• [To be done]: Look through the listing for the word "Output". Copy each line that has it.

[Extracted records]
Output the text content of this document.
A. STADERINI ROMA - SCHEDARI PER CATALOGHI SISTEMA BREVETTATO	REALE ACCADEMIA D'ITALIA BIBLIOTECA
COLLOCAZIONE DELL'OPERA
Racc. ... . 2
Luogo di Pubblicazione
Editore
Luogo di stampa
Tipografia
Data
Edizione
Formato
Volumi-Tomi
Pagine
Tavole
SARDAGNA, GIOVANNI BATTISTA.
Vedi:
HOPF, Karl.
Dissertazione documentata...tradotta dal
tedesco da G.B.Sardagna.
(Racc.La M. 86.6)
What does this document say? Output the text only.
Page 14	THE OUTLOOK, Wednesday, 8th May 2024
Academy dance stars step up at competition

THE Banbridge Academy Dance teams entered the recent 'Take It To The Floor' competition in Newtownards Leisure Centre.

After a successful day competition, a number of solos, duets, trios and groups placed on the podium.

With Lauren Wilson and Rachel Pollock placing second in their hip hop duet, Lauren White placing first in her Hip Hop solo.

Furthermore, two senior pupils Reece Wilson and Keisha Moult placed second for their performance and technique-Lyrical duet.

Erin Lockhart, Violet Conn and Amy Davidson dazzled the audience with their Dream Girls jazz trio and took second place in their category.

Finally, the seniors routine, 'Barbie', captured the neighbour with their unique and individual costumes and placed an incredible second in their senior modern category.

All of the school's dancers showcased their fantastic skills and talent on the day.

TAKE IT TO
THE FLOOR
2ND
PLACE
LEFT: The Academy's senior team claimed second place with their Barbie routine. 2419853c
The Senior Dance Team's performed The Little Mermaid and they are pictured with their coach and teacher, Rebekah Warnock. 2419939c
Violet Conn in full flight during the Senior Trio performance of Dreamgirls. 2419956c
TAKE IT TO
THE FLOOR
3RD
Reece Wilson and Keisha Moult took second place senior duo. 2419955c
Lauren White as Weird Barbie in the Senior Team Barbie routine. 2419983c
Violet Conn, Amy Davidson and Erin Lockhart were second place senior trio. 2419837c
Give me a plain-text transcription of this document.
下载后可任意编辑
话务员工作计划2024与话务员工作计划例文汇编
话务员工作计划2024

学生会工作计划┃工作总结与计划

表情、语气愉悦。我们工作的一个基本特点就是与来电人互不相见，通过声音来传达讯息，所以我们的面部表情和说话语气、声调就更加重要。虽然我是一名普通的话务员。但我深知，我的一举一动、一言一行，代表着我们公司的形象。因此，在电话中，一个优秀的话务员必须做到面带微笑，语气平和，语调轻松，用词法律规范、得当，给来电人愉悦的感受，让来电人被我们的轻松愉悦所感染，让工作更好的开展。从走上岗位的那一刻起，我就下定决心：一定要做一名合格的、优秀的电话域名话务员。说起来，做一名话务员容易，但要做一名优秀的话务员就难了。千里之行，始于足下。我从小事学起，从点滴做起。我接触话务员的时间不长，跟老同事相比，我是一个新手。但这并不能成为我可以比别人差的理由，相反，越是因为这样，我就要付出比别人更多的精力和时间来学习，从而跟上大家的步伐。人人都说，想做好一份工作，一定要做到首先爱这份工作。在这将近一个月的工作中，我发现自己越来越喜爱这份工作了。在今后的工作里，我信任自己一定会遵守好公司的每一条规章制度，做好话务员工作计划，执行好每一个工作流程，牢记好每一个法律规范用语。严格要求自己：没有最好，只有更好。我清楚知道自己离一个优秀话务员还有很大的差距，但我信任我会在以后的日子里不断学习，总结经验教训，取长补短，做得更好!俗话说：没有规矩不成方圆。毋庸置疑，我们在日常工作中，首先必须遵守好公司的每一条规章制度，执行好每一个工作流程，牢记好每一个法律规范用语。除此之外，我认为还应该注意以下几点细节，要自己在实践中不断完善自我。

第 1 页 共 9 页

• [Correct result]:
Output the text content of this document.
What does this document say? Output the text only.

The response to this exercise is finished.